* START *
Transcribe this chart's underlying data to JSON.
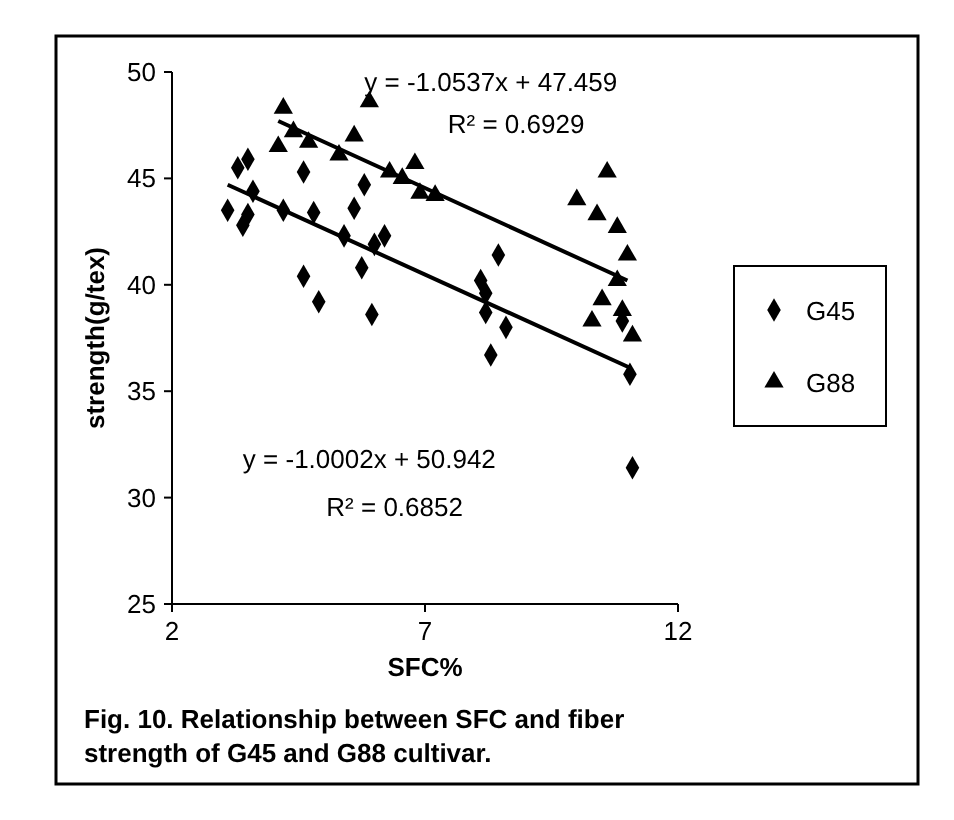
{
  "chart_data": {
    "type": "scatter",
    "xlabel": "SFC%",
    "ylabel": "strength(g/tex)",
    "xlim": [
      2,
      12
    ],
    "xticks": [
      2,
      7,
      12
    ],
    "ylim": [
      25,
      50
    ],
    "yticks": [
      25,
      30,
      35,
      40,
      45,
      50
    ],
    "legend": "right",
    "grid": false,
    "series": [
      {
        "name": "G45",
        "color": "#000000",
        "marker": "diamond",
        "x": [
          3.1,
          3.3,
          3.5,
          3.4,
          3.5,
          3.6,
          4.2,
          4.6,
          4.6,
          4.8,
          4.9,
          5.4,
          5.6,
          5.8,
          5.75,
          6.0,
          5.95,
          6.2,
          8.45,
          8.1,
          8.2,
          8.2,
          8.3,
          8.6,
          10.9,
          11.05,
          11.1
        ],
        "values": [
          43.5,
          45.5,
          45.9,
          42.8,
          43.3,
          44.4,
          43.5,
          45.3,
          40.4,
          43.4,
          39.2,
          42.3,
          43.6,
          44.7,
          40.8,
          41.9,
          38.6,
          42.3,
          41.4,
          40.2,
          39.6,
          38.7,
          36.7,
          38.0,
          38.3,
          35.8,
          31.4
        ]
      },
      {
        "name": "G88",
        "color": "#000000",
        "marker": "triangle",
        "x": [
          4.2,
          4.1,
          4.4,
          4.7,
          5.3,
          5.6,
          5.9,
          6.3,
          6.55,
          6.8,
          6.9,
          7.2,
          10.0,
          10.6,
          10.4,
          10.8,
          11.0,
          10.8,
          10.5,
          10.3,
          10.9,
          11.1
        ],
        "values": [
          48.3,
          46.5,
          47.2,
          46.7,
          46.1,
          47.0,
          48.6,
          45.3,
          45.0,
          45.7,
          44.3,
          44.2,
          44.0,
          45.3,
          43.3,
          42.7,
          41.4,
          40.2,
          39.3,
          38.3,
          38.8,
          37.6
        ]
      },
      {
        "type": "line",
        "color": "#000000",
        "marker": "none",
        "x": [
          3.1,
          11.05
        ],
        "values": [
          44.7,
          36.1
        ]
      },
      {
        "type": "line",
        "color": "#000000",
        "marker": "none",
        "x": [
          4.1,
          11.0
        ],
        "values": [
          47.7,
          40.2
        ]
      }
    ],
    "annotations": [
      "y = -1.0537x + 47.459",
      "R² = 0.6929",
      "y = -1.0002x + 50.942",
      "R² = 0.6852",
      "Fig. 10.  Relationship between SFC and fiber strength of G45 and G88 cultivar."
    ]
  }
}
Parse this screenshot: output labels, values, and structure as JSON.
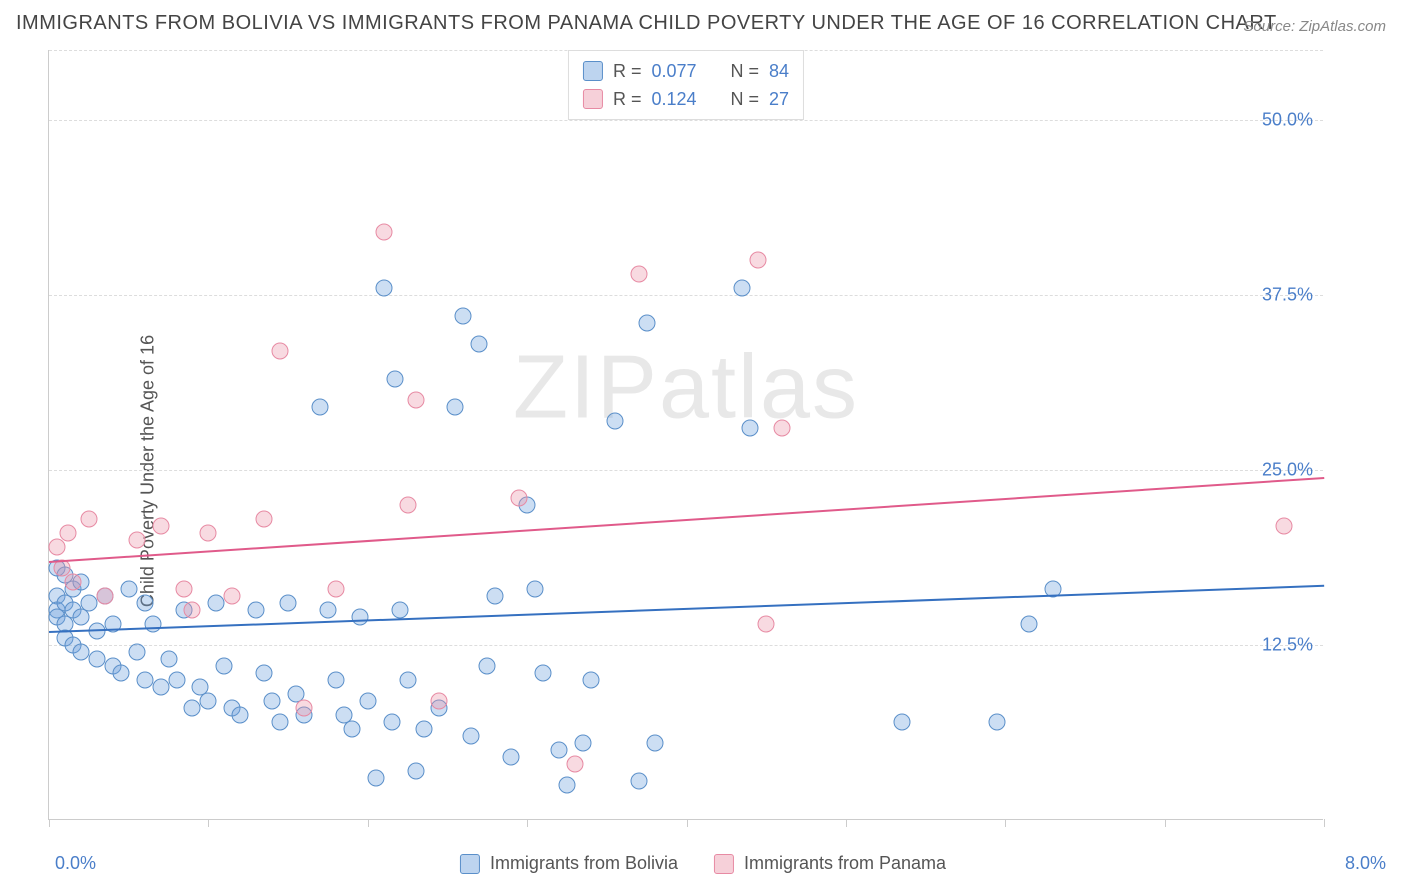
{
  "title": "IMMIGRANTS FROM BOLIVIA VS IMMIGRANTS FROM PANAMA CHILD POVERTY UNDER THE AGE OF 16 CORRELATION CHART",
  "source_label": "Source:",
  "source_value": "ZipAtlas.com",
  "ylabel": "Child Poverty Under the Age of 16",
  "watermark_a": "ZIP",
  "watermark_b": "atlas",
  "chart": {
    "type": "scatter",
    "xlim": [
      0.0,
      8.0
    ],
    "ylim": [
      0.0,
      55.0
    ],
    "x_tick_min_label": "0.0%",
    "x_tick_max_label": "8.0%",
    "y_ticks": [
      12.5,
      25.0,
      37.5,
      50.0
    ],
    "y_tick_labels": [
      "12.5%",
      "25.0%",
      "37.5%",
      "50.0%"
    ],
    "gridline_color": "#dddddd",
    "background_color": "#ffffff",
    "axis_color": "#cccccc",
    "tick_label_color": "#4a7ec9",
    "x_ticks": [
      0,
      1,
      2,
      3,
      4,
      5,
      6,
      7,
      8
    ],
    "series": [
      {
        "name": "Immigrants from Bolivia",
        "color_fill": "rgba(108,160,220,0.35)",
        "color_stroke": "#5a8fc9",
        "trend_color": "#3570c0",
        "trend": {
          "x1": 0.0,
          "y1": 13.5,
          "x2": 8.0,
          "y2": 16.8
        },
        "R": "0.077",
        "N": "84",
        "marker_size": 17,
        "points": [
          [
            0.05,
            18.0
          ],
          [
            0.05,
            16.0
          ],
          [
            0.05,
            15.0
          ],
          [
            0.05,
            14.5
          ],
          [
            0.1,
            17.5
          ],
          [
            0.1,
            15.5
          ],
          [
            0.1,
            14.0
          ],
          [
            0.1,
            13.0
          ],
          [
            0.15,
            16.5
          ],
          [
            0.15,
            15.0
          ],
          [
            0.15,
            12.5
          ],
          [
            0.2,
            17.0
          ],
          [
            0.2,
            14.5
          ],
          [
            0.2,
            12.0
          ],
          [
            0.25,
            15.5
          ],
          [
            0.3,
            13.5
          ],
          [
            0.3,
            11.5
          ],
          [
            0.35,
            16.0
          ],
          [
            0.4,
            14.0
          ],
          [
            0.4,
            11.0
          ],
          [
            0.45,
            10.5
          ],
          [
            0.5,
            16.5
          ],
          [
            0.55,
            12.0
          ],
          [
            0.6,
            15.5
          ],
          [
            0.6,
            10.0
          ],
          [
            0.65,
            14.0
          ],
          [
            0.7,
            9.5
          ],
          [
            0.75,
            11.5
          ],
          [
            0.8,
            10.0
          ],
          [
            0.85,
            15.0
          ],
          [
            0.9,
            8.0
          ],
          [
            0.95,
            9.5
          ],
          [
            1.0,
            8.5
          ],
          [
            1.05,
            15.5
          ],
          [
            1.1,
            11.0
          ],
          [
            1.15,
            8.0
          ],
          [
            1.2,
            7.5
          ],
          [
            1.3,
            15.0
          ],
          [
            1.35,
            10.5
          ],
          [
            1.4,
            8.5
          ],
          [
            1.45,
            7.0
          ],
          [
            1.5,
            15.5
          ],
          [
            1.55,
            9.0
          ],
          [
            1.6,
            7.5
          ],
          [
            1.7,
            29.5
          ],
          [
            1.75,
            15.0
          ],
          [
            1.8,
            10.0
          ],
          [
            1.85,
            7.5
          ],
          [
            1.9,
            6.5
          ],
          [
            1.95,
            14.5
          ],
          [
            2.0,
            8.5
          ],
          [
            2.05,
            3.0
          ],
          [
            2.1,
            38.0
          ],
          [
            2.15,
            7.0
          ],
          [
            2.17,
            31.5
          ],
          [
            2.2,
            15.0
          ],
          [
            2.25,
            10.0
          ],
          [
            2.3,
            3.5
          ],
          [
            2.35,
            6.5
          ],
          [
            2.45,
            8.0
          ],
          [
            2.55,
            29.5
          ],
          [
            2.6,
            36.0
          ],
          [
            2.65,
            6.0
          ],
          [
            2.7,
            34.0
          ],
          [
            2.75,
            11.0
          ],
          [
            2.8,
            16.0
          ],
          [
            2.9,
            4.5
          ],
          [
            3.0,
            22.5
          ],
          [
            3.05,
            16.5
          ],
          [
            3.1,
            10.5
          ],
          [
            3.2,
            5.0
          ],
          [
            3.25,
            2.5
          ],
          [
            3.35,
            5.5
          ],
          [
            3.4,
            10.0
          ],
          [
            3.55,
            28.5
          ],
          [
            3.7,
            2.8
          ],
          [
            3.75,
            35.5
          ],
          [
            3.8,
            5.5
          ],
          [
            4.35,
            38.0
          ],
          [
            4.4,
            28.0
          ],
          [
            5.35,
            7.0
          ],
          [
            5.95,
            7.0
          ],
          [
            6.15,
            14.0
          ],
          [
            6.3,
            16.5
          ]
        ]
      },
      {
        "name": "Immigrants from Panama",
        "color_fill": "rgba(235,150,170,0.35)",
        "color_stroke": "#e78aa3",
        "trend_color": "#e05a8a",
        "trend": {
          "x1": 0.0,
          "y1": 18.5,
          "x2": 8.0,
          "y2": 24.5
        },
        "R": "0.124",
        "N": "27",
        "marker_size": 17,
        "points": [
          [
            0.05,
            19.5
          ],
          [
            0.08,
            18.0
          ],
          [
            0.12,
            20.5
          ],
          [
            0.15,
            17.0
          ],
          [
            0.25,
            21.5
          ],
          [
            0.35,
            16.0
          ],
          [
            0.55,
            20.0
          ],
          [
            0.7,
            21.0
          ],
          [
            0.85,
            16.5
          ],
          [
            0.9,
            15.0
          ],
          [
            1.0,
            20.5
          ],
          [
            1.15,
            16.0
          ],
          [
            1.35,
            21.5
          ],
          [
            1.45,
            33.5
          ],
          [
            1.6,
            8.0
          ],
          [
            1.8,
            16.5
          ],
          [
            2.1,
            42.0
          ],
          [
            2.25,
            22.5
          ],
          [
            2.3,
            30.0
          ],
          [
            2.45,
            8.5
          ],
          [
            2.95,
            23.0
          ],
          [
            3.3,
            4.0
          ],
          [
            3.7,
            39.0
          ],
          [
            4.45,
            40.0
          ],
          [
            4.5,
            14.0
          ],
          [
            4.6,
            28.0
          ],
          [
            7.75,
            21.0
          ]
        ]
      }
    ]
  },
  "legend_top": {
    "R_label": "R =",
    "N_label": "N ="
  },
  "legend_bottom": {
    "items": [
      "Immigrants from Bolivia",
      "Immigrants from Panama"
    ]
  }
}
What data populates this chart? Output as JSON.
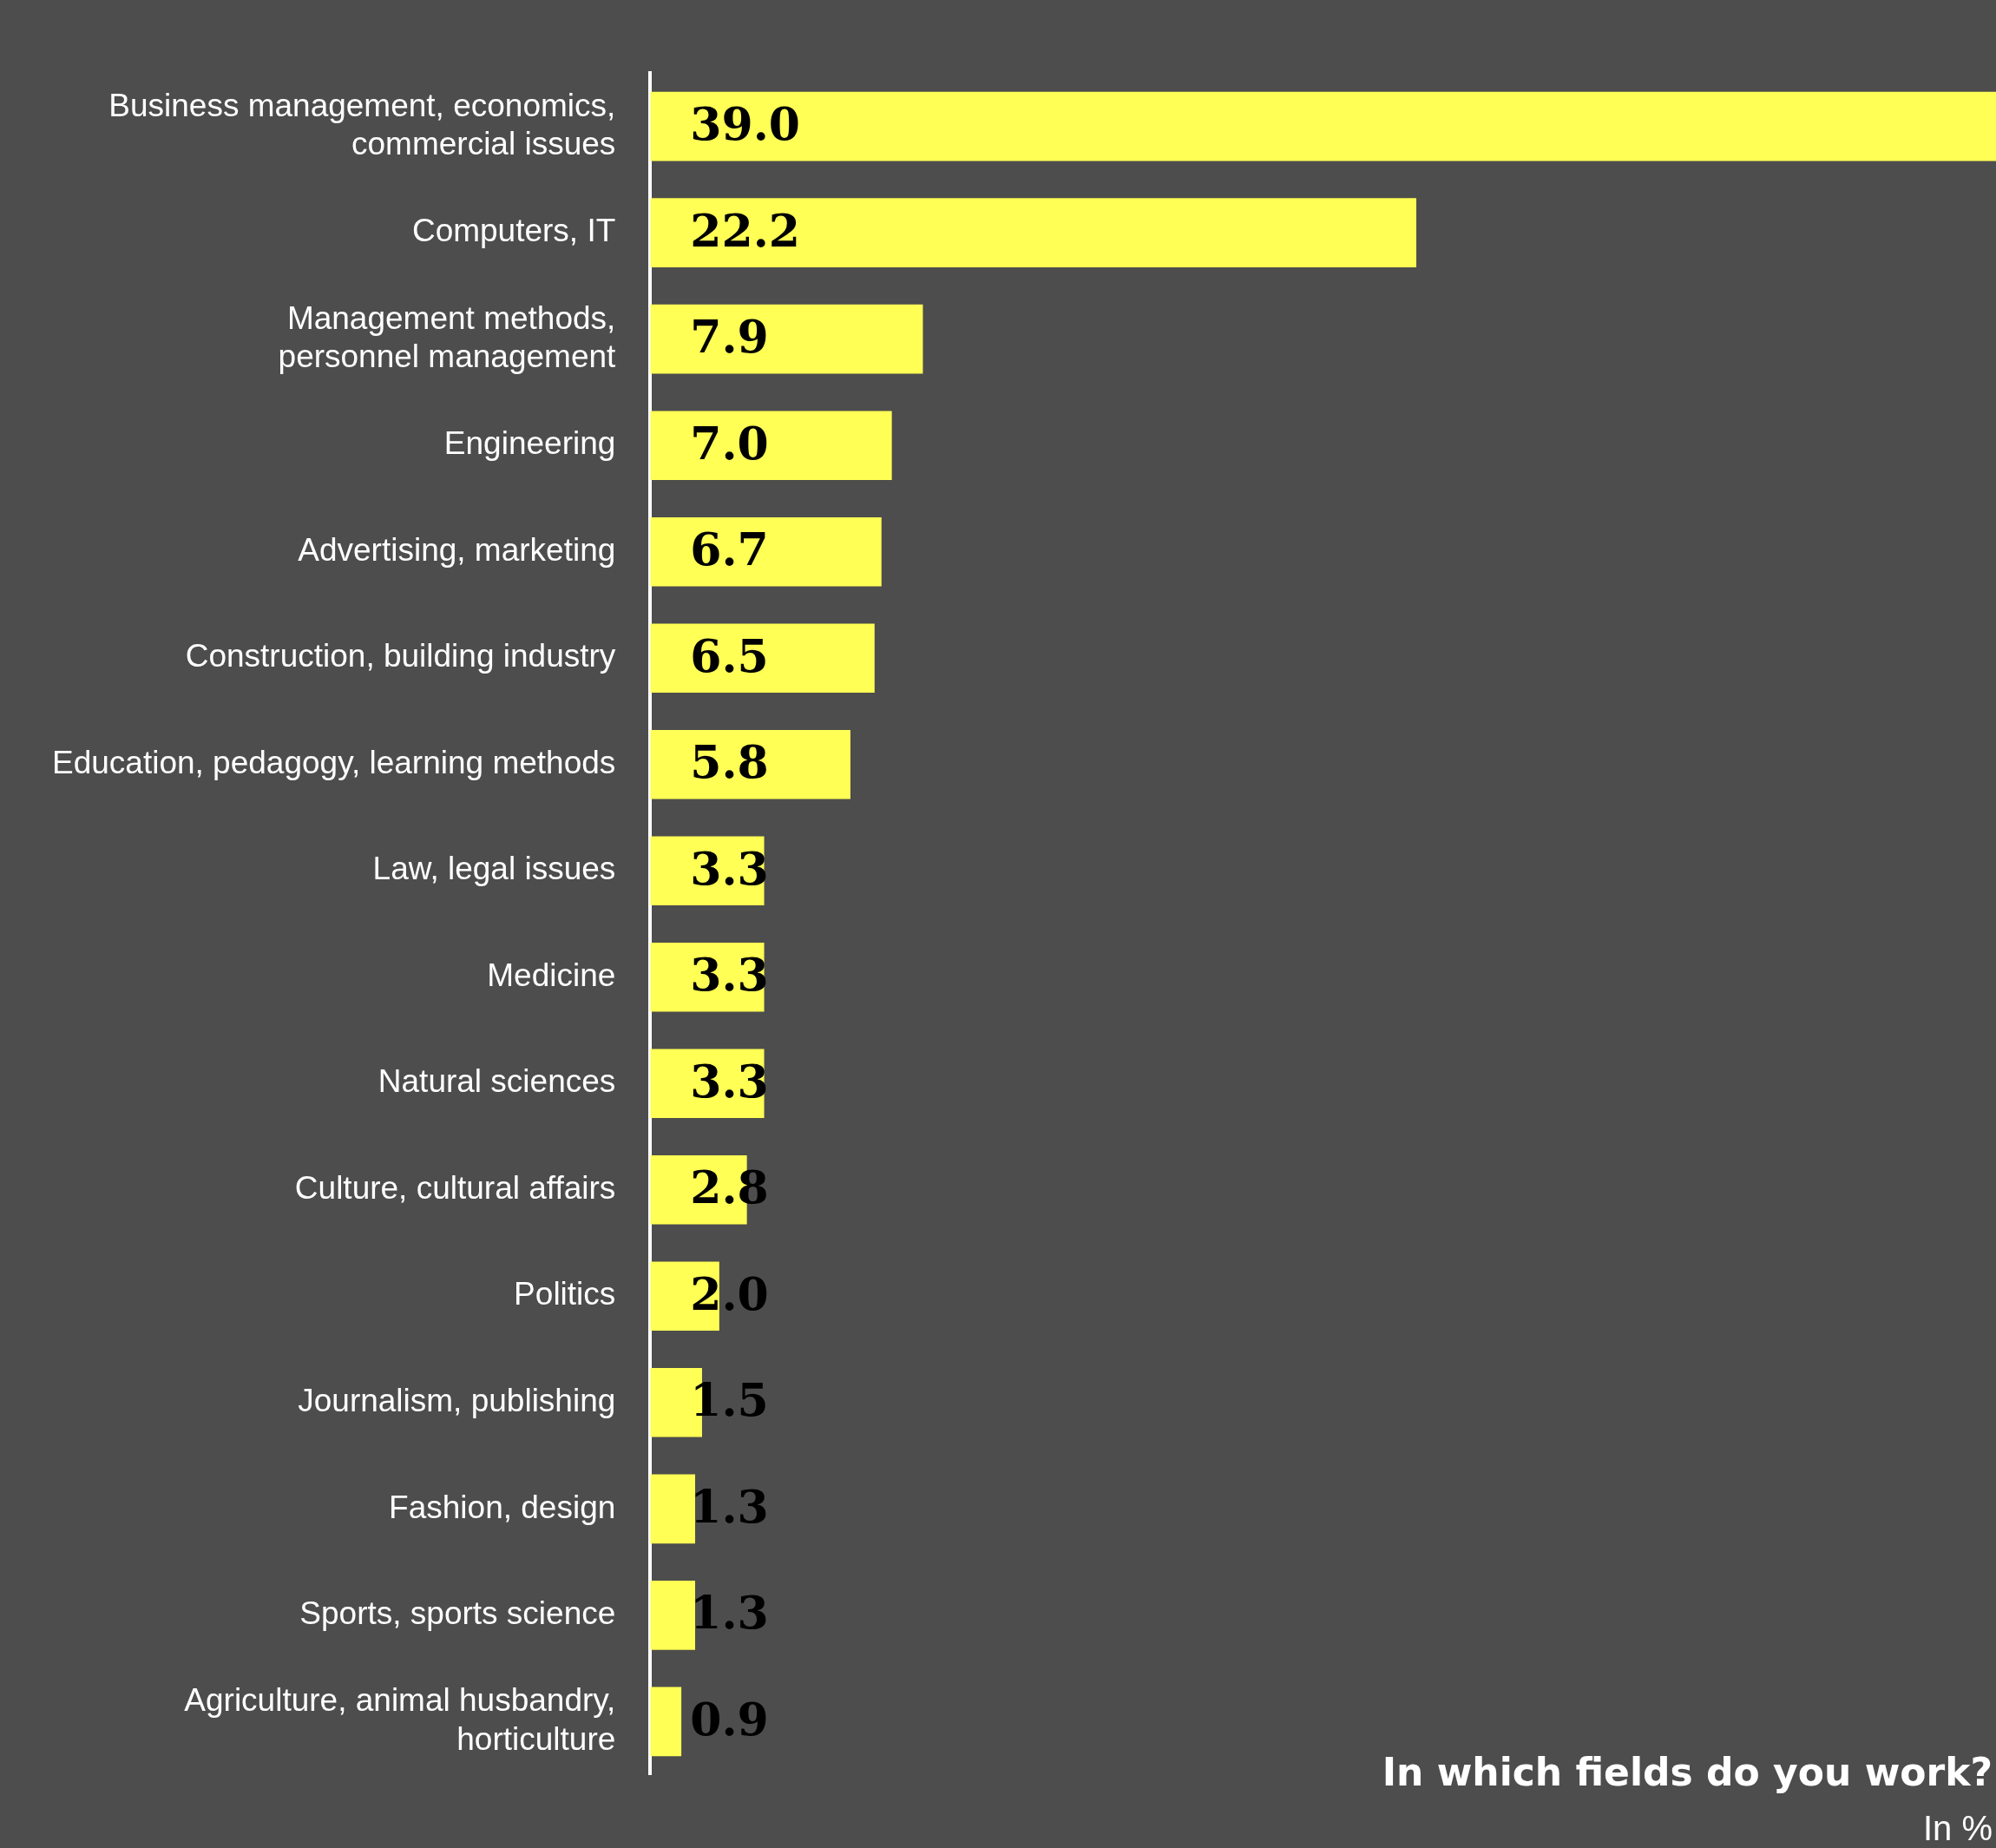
{
  "chart_data": {
    "type": "bar",
    "orientation": "horizontal",
    "title": "In which fields do you work?",
    "subtitle": "In %",
    "categories": [
      "Business management, economics, commercial issues",
      "Computers, IT",
      "Management methods, personnel management",
      "Engineering",
      "Advertising, marketing",
      "Construction, building industry",
      "Education, pedagogy, learning methods",
      "Law, legal issues",
      "Medicine",
      "Natural sciences",
      "Culture, cultural affairs",
      "Politics",
      "Journalism, publishing",
      "Fashion, design",
      "Sports, sports science",
      "Agriculture, animal husbandry, horticulture"
    ],
    "values": [
      39.0,
      22.2,
      7.9,
      7.0,
      6.7,
      6.5,
      5.8,
      3.3,
      3.3,
      3.3,
      2.8,
      2.0,
      1.5,
      1.3,
      1.3,
      0.9
    ],
    "value_labels": [
      "39.0",
      "22.2",
      "7.9",
      "7.0",
      "6.7",
      "6.5",
      "5.8",
      "3.3",
      "3.3",
      "3.3",
      "2.8",
      "2.0",
      "1.5",
      "1.3",
      "1.3",
      "0.9"
    ],
    "color": "#ffff55",
    "xlim": [
      0,
      39
    ],
    "legend": false,
    "tick_labels": "y"
  }
}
* END *
- Challenge -
Return each full line of the entries that contains the word "ylabel".

- Exercise output -
    "ylabel": "strength(g/tex)",
  "ylabel": "Child Poverty Under the Age of 16",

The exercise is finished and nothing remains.